## Extrait de page
------------
Il fallait voir les petits burins, les marteaux et les ongles ridicules … un morceau du mur, du grand mur, c’est si dur.
Il fallait voir les badauds perdus comme en rêve.
Il fallait voir, mais mes larmes m’en ont fait louper pas mal … J’étais bête et heureux.
Me sont revenus alors, parmi mes souvenirs laissés là-bas, une adresse rangée au fond de ma tête d’une correspondante à qui je n’avais pas écrit depuis plus de vingt ans. Je lui ai envoyé une lettre comme on lance une bouteille à la mer. Quitte à aller à Berlin, ce qui devenait impératif, que cela soit au moins pour y rencontrer quelqu’un !
Petra me téléphona un samedi après-midi. Le fait de ne plus savoir parler allemand amplifiait mon sentiment de perdition. On réussit à convenir qu’elle m’écrirait. Cela me laissait le temps de préparer mon voyage et de récupérer au plus vite quelques rudiments de la langue de Goethe. Deux jours avant de partir, la lettre m’apprenait qu’elle était mariée, qu’elle avait trois enfants, m’attendrait à l’aéroport et assurerait mon hébergement.




SAINT NICOLAS
J’aurais voulu partir en train.
J’avais un souvenir de gamin fasciné, voyageant dans un groupe sponsorisé par les Amitiés Franco-allemandes (de l’Est), appendice du PCF, et regardant, illuminés, les chiens policiers longeant les voies à la recherche des fraudeurs. Quel chic ! On était comme dans un film de guerre.
J’aurais voulu partir en train. Voir si, vraiment, les bergers allemands n’y étaient plus ou s’ils dormaient…
J’aurais voulu partir en train, je m’étais renseigné dès le 15 novembre. Toutes les réservations étaient prises jusqu’au 24 décembre sur ligne Paris-Berlin de la SNCF, c’est pas possible !
J’avais choisi, comme par hasard de partir le 6 décembre. Je réalisais en chemin que c’était le jour de la Saint-Nicolas, une fête importante Outre-Rhin pour les cadeaux et les enfants. D’ailleurs si vous retirez la crosse au Saint, vous avez le Père Noël, En outre ça a toujours été une tradition de ne pas partir en République Démocratique Allemande sans provision de produits rares : bonbons, bananes, cafés, chocolats, dentifrices et autres réussites commerciales de l’occident florissant.
Partant le mercredi, dès dimanche j’étais attendu à Paris. C’était juste ce qu’il fallait pour prendre la température d’un site connu. Adepte du Blitz-Reise (voyage-éclair) j’optais là pour la formule qui correspondait le mieux à la réalité de ma situation.
J’appris la veille de mon départ en avion que la SPA d’Allemagne Fédérale lançait une campagne d’adoption pour que les 500 chiens chargés de la surveillance des frontières ne soient pas transformés en chair à pâté. Je ne pus m’empêcher de me demander qui s’occuperait du sort des milliers de professeurs de marxisme-léninisme.
------------
## Consigne
Reproduisez, s'il vous plaît, le passage de l'extrait sur le voyage à Berlin qui s'ouvre sur les mots « Petra me téléphona » et se ferme sur « assurerait mon hébergement. ».

## Enregistrements conservés
------------
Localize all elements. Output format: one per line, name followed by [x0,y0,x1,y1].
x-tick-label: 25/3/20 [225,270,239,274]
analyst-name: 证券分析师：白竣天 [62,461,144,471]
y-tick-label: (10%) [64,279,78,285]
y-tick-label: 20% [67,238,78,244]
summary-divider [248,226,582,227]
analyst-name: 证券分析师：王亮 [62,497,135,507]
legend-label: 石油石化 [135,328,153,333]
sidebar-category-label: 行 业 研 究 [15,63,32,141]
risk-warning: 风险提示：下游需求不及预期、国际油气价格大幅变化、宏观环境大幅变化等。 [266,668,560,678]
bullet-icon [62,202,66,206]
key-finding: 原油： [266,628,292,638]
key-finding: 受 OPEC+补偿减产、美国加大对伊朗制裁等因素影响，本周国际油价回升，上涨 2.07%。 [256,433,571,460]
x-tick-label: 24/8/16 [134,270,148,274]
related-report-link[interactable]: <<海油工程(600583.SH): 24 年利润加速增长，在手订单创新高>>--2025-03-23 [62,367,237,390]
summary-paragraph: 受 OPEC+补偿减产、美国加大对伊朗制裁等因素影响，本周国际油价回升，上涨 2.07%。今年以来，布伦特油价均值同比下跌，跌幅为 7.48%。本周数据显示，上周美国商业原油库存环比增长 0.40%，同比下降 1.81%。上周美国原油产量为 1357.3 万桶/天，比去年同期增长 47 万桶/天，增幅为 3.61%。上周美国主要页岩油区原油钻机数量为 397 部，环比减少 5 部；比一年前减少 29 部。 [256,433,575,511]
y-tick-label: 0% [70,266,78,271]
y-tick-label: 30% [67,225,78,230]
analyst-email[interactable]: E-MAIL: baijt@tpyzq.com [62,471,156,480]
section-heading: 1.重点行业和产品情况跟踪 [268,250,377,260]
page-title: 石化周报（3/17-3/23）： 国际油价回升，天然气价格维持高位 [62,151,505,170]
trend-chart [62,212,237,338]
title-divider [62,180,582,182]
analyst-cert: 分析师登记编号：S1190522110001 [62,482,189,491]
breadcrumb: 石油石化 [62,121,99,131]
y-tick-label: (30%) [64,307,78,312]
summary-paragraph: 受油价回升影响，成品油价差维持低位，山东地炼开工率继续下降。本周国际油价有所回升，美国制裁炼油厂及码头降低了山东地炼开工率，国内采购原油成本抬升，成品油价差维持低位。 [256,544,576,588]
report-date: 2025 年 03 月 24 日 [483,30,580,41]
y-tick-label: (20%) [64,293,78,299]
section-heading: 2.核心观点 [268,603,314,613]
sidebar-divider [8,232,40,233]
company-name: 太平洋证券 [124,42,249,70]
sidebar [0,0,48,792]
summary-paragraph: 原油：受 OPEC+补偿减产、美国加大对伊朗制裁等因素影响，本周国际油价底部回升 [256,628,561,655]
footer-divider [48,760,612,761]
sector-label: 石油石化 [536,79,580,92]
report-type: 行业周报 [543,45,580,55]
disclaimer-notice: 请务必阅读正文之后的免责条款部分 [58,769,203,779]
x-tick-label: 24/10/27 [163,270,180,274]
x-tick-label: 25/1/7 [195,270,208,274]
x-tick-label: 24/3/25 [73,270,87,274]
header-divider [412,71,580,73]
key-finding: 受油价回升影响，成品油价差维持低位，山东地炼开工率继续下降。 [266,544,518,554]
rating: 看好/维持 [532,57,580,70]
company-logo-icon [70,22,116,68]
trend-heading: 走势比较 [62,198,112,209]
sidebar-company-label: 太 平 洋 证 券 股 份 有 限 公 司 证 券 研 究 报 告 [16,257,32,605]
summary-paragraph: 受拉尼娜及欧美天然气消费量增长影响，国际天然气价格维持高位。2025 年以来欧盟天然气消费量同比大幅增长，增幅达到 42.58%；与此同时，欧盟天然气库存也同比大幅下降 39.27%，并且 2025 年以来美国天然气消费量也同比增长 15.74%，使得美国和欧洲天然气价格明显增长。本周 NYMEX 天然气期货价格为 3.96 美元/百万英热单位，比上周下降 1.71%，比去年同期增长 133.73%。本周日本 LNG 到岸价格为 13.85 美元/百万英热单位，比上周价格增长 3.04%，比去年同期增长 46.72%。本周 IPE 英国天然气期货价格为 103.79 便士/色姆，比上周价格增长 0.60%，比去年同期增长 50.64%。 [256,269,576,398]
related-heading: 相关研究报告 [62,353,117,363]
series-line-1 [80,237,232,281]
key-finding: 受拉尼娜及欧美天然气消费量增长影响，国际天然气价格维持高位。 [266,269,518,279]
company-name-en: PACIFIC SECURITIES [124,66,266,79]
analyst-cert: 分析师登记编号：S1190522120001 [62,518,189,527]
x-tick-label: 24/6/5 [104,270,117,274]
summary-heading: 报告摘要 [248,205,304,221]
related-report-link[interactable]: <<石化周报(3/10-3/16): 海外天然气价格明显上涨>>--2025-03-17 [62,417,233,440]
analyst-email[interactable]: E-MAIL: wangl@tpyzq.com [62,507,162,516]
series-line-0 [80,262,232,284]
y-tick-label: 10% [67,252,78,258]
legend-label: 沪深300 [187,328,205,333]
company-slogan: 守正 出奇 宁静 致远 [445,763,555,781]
------------
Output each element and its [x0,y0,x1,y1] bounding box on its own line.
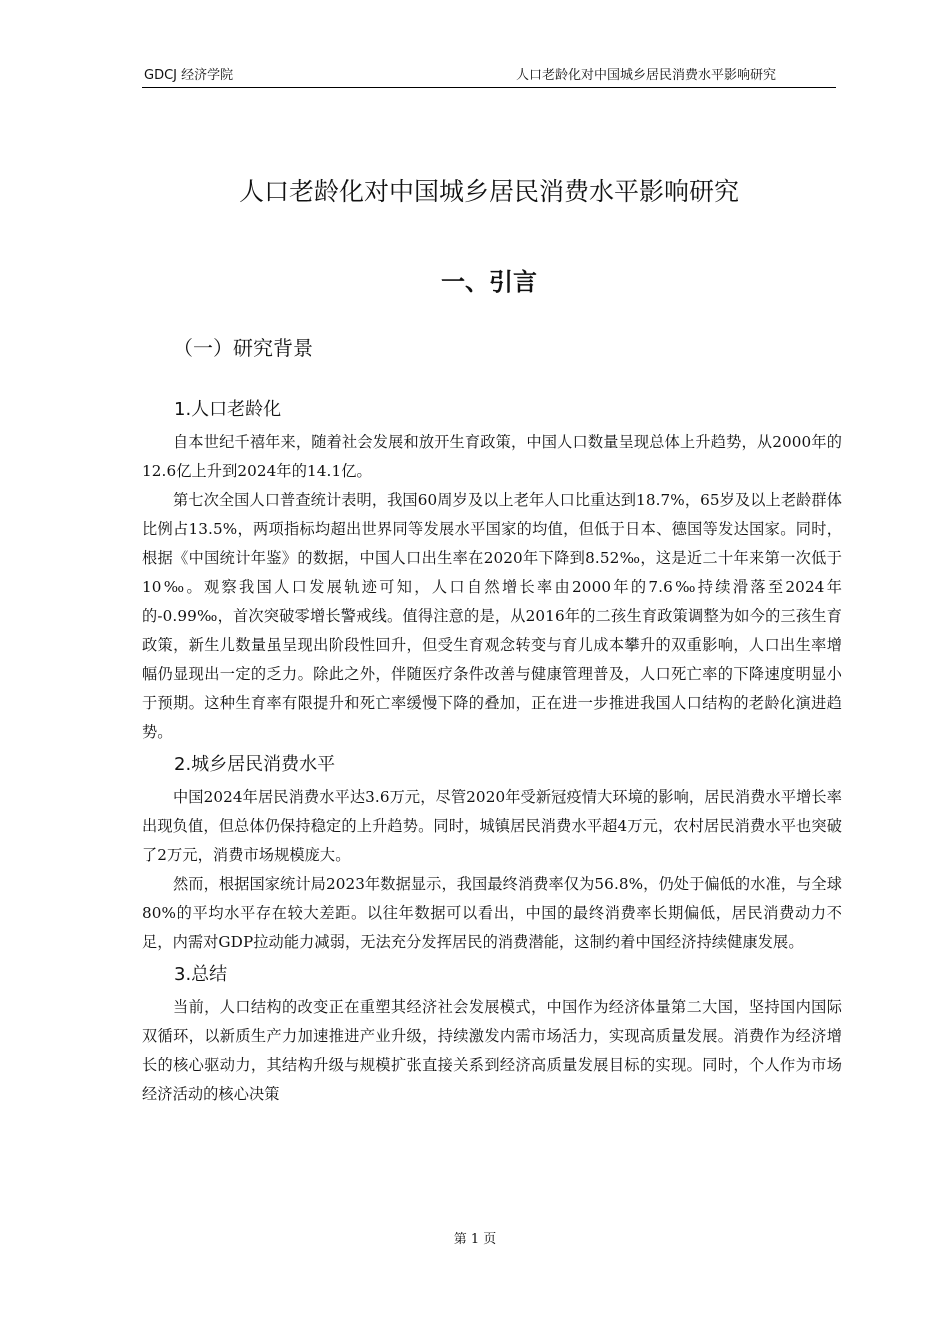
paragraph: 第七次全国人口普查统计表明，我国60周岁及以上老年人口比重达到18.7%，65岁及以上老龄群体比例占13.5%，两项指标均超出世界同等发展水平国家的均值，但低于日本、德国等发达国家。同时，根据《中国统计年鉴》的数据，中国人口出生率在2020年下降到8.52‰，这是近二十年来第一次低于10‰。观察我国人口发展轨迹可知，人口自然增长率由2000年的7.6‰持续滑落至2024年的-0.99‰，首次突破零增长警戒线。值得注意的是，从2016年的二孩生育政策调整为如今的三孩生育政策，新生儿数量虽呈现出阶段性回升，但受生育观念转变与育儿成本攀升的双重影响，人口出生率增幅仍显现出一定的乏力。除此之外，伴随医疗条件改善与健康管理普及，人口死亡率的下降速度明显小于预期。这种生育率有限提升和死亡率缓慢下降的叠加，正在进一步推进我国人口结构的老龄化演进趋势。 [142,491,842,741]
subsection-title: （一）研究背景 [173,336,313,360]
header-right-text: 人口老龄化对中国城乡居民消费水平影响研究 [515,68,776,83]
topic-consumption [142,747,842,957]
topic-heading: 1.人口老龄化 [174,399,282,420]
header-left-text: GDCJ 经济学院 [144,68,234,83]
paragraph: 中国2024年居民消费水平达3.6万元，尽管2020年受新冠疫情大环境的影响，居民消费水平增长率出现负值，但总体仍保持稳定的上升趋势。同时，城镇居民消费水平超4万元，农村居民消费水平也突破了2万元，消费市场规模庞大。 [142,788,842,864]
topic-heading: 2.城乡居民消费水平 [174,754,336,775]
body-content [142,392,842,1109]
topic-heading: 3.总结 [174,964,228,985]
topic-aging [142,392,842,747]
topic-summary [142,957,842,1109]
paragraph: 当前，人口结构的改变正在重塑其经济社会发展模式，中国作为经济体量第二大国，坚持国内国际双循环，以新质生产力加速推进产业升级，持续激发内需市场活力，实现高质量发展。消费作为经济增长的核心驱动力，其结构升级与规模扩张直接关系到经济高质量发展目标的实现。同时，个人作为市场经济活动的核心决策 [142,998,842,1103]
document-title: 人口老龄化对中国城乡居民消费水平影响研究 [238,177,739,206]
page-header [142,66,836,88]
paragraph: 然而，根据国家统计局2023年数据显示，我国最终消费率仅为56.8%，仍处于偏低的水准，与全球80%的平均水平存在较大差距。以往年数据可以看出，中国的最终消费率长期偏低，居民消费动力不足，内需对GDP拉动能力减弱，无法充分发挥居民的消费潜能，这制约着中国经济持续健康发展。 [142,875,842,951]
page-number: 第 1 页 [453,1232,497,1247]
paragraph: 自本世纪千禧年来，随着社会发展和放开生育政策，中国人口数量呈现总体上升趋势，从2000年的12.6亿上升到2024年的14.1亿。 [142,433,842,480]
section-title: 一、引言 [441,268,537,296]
------------
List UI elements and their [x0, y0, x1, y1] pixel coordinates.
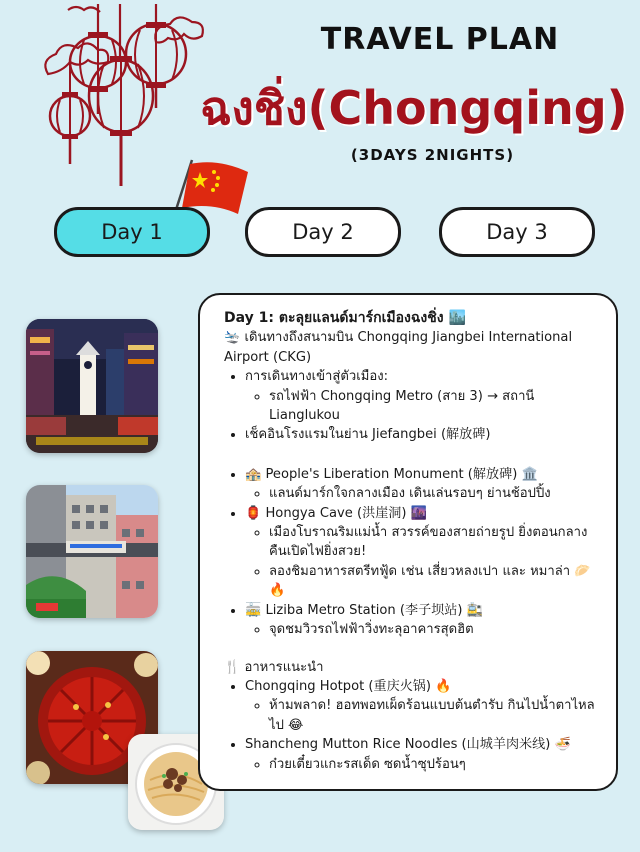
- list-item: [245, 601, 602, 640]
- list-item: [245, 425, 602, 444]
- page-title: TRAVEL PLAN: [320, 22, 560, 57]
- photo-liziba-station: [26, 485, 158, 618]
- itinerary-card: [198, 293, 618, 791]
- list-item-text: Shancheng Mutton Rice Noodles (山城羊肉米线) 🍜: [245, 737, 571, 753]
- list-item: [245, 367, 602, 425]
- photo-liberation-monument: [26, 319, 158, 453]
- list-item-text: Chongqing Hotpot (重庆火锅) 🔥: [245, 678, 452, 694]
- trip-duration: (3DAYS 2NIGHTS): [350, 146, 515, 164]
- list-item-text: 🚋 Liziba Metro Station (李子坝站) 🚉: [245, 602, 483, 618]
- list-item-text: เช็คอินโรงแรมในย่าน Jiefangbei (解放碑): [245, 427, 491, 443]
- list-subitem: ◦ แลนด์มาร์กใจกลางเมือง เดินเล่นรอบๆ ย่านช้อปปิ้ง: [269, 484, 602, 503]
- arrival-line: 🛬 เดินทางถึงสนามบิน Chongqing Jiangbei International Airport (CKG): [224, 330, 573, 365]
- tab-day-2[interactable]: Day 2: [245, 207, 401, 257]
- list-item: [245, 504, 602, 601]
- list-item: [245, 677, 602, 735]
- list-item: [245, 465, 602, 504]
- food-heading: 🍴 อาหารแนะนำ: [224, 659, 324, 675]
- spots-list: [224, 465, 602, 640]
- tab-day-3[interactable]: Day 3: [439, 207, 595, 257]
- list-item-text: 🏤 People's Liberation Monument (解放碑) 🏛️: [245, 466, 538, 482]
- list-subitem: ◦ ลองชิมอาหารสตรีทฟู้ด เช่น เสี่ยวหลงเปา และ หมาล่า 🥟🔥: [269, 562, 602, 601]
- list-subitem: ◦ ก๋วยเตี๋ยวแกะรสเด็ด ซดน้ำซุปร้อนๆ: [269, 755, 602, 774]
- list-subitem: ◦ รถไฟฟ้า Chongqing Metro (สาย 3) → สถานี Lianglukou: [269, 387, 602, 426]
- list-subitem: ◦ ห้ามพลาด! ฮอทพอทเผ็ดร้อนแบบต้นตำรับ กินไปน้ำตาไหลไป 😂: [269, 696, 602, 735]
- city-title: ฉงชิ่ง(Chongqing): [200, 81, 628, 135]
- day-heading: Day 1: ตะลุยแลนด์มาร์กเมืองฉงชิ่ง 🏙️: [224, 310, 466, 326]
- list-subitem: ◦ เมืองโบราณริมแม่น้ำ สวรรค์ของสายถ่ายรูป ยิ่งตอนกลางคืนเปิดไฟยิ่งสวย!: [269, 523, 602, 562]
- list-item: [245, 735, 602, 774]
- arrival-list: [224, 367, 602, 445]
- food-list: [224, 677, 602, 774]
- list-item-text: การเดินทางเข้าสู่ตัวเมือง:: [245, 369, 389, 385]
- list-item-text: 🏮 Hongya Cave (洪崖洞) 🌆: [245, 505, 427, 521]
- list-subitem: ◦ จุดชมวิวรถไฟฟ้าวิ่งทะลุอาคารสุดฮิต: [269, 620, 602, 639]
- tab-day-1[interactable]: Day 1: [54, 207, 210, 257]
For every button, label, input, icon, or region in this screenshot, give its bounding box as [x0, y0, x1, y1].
------------
## Résultat attendu
Petra me téléphona un samedi après-midi. Le fait de ne plus savoir parler allemand amplifiait mon sentiment de perdition. On réussit à convenir qu’elle m’écrirait. Cela me laissait le temps de préparer mon voyage et de récupérer au plus vite quelques rudiments de la langue de Goethe. Deux jours avant de partir, la lettre m’apprenait qu’elle était mariée, qu’elle avait trois enfants, m’attendrait à l’aéroport et assurerait mon hébergement.